■ Exercise instructions ■
Transcribe every line of the data below character for character, changing nothing.

■ Stored rows ■

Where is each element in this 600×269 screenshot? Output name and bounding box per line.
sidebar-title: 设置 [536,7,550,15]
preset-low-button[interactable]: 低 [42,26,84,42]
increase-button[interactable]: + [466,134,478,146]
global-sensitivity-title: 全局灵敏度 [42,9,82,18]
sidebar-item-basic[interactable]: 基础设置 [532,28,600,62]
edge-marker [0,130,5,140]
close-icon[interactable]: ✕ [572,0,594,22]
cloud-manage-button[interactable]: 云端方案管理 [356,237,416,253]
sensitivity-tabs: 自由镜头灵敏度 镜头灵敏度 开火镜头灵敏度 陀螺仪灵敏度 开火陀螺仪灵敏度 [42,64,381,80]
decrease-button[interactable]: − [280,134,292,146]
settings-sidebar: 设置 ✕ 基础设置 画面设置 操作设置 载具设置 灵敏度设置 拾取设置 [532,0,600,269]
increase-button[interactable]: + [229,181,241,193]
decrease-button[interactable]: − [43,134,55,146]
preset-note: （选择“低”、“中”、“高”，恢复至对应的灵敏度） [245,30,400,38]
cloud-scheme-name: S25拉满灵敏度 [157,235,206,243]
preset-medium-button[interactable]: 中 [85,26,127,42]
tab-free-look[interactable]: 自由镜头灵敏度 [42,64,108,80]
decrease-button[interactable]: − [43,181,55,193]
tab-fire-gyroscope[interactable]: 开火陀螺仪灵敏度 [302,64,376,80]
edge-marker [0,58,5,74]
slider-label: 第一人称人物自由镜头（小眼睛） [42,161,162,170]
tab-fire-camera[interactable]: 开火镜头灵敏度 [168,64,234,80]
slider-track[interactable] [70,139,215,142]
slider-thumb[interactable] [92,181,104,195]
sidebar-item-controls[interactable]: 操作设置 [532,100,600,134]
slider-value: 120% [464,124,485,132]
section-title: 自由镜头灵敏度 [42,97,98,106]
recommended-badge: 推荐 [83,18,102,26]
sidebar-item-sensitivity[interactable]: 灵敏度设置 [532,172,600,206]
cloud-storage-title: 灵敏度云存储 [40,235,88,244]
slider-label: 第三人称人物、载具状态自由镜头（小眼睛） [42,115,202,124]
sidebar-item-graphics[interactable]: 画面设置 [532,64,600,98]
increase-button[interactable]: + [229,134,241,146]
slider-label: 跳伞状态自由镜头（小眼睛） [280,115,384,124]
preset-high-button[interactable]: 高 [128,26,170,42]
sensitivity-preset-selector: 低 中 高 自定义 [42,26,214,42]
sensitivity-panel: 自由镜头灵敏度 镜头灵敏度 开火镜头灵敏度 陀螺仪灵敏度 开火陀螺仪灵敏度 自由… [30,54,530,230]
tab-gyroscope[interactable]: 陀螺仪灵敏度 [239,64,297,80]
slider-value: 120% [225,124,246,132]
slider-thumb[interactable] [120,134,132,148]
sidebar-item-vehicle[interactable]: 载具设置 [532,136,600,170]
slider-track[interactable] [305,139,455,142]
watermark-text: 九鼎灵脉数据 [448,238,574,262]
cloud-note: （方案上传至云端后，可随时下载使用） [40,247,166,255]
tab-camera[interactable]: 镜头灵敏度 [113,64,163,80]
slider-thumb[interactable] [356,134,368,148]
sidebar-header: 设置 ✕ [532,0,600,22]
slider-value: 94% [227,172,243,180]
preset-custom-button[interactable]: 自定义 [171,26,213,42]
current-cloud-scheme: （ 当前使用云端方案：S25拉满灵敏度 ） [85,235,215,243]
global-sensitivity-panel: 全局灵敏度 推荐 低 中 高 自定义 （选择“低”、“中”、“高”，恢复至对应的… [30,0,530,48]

■ Task answer ■
Where is each element in this 600×269 screenshot? Output name and bounding box per line.
sidebar-title: 设置 [536,7,550,15]
preset-low-button[interactable]: 低 [42,26,84,42]
increase-button[interactable]: + [466,134,478,146]
global-sensitivity-title: 全局灵敏度 [42,9,82,18]
sidebar-item-basic[interactable]: 基础设置 [532,28,600,62]
edge-marker [0,130,5,140]
close-icon[interactable]: ✕ [572,0,594,22]
cloud-manage-button[interactable]: 云端方案管理 [356,237,416,253]
sensitivity-tabs: 自由镜头灵敏度 镜头灵敏度 开火镜头灵敏度 陀螺仪灵敏度 开火陀螺仪灵敏度 [42,64,381,80]
decrease-button[interactable]: − [280,134,292,146]
settings-sidebar: 设置 ✕ 基础设置 画面设置 操作设置 载具设置 灵敏度设置 拾取设置 [532,0,600,269]
increase-button[interactable]: + [229,181,241,193]
decrease-button[interactable]: − [43,134,55,146]
preset-note: （选择“低”、“中”、“高”，恢复至对应的灵敏度） [245,30,400,38]
cloud-scheme-name: S25拉满灵敏度 [157,235,206,243]
preset-medium-button[interactable]: 中 [85,26,127,42]
tab-free-look[interactable]: 自由镜头灵敏度 [42,64,108,80]
decrease-button[interactable]: − [43,181,55,193]
tab-fire-gyroscope[interactable]: 开火陀螺仪灵敏度 [302,64,376,80]
edge-marker [0,58,5,74]
slider-label: 第一人称人物自由镜头（小眼睛） [42,161,162,170]
tab-fire-camera[interactable]: 开火镜头灵敏度 [168,64,234,80]
slider-track[interactable] [70,139,215,142]
slider-thumb[interactable] [92,181,104,195]
sidebar-item-controls[interactable]: 操作设置 [532,100,600,134]
slider-value: 120% [464,124,485,132]
section-title: 自由镜头灵敏度 [42,97,98,106]
recommended-badge: 推荐 [83,18,102,26]
sidebar-item-sensitivity[interactable]: 灵敏度设置 [532,172,600,206]
cloud-storage-title: 灵敏度云存储 [40,235,88,244]
slider-label: 第三人称人物、载具状态自由镜头（小眼睛） [42,115,202,124]
sidebar-item-graphics[interactable]: 画面设置 [532,64,600,98]
increase-button[interactable]: + [229,134,241,146]
slider-label: 跳伞状态自由镜头（小眼睛） [280,115,384,124]
preset-high-button[interactable]: 高 [128,26,170,42]
sensitivity-preset-selector: 低 中 高 自定义 [42,26,214,42]
sensitivity-panel: 自由镜头灵敏度 镜头灵敏度 开火镜头灵敏度 陀螺仪灵敏度 开火陀螺仪灵敏度 自由… [30,54,530,230]
tab-gyroscope[interactable]: 陀螺仪灵敏度 [239,64,297,80]
slider-value: 120% [225,124,246,132]
slider-thumb[interactable] [120,134,132,148]
sidebar-item-vehicle[interactable]: 载具设置 [532,136,600,170]
slider-track[interactable] [305,139,455,142]
watermark-text: 九鼎灵脉数据 [448,238,574,262]
cloud-note: （方案上传至云端后，可随时下载使用） [40,247,166,255]
tab-camera[interactable]: 镜头灵敏度 [113,64,163,80]
slider-thumb[interactable] [356,134,368,148]
sidebar-header: 设置 ✕ [532,0,600,22]
slider-value: 94% [227,172,243,180]
preset-custom-button[interactable]: 自定义 [171,26,213,42]
current-cloud-scheme: （ 当前使用云端方案：S25拉满灵敏度 ） [85,235,215,243]
global-sensitivity-panel: 全局灵敏度 推荐 低 中 高 自定义 （选择“低”、“中”、“高”，恢复至对应的… [30,0,530,48]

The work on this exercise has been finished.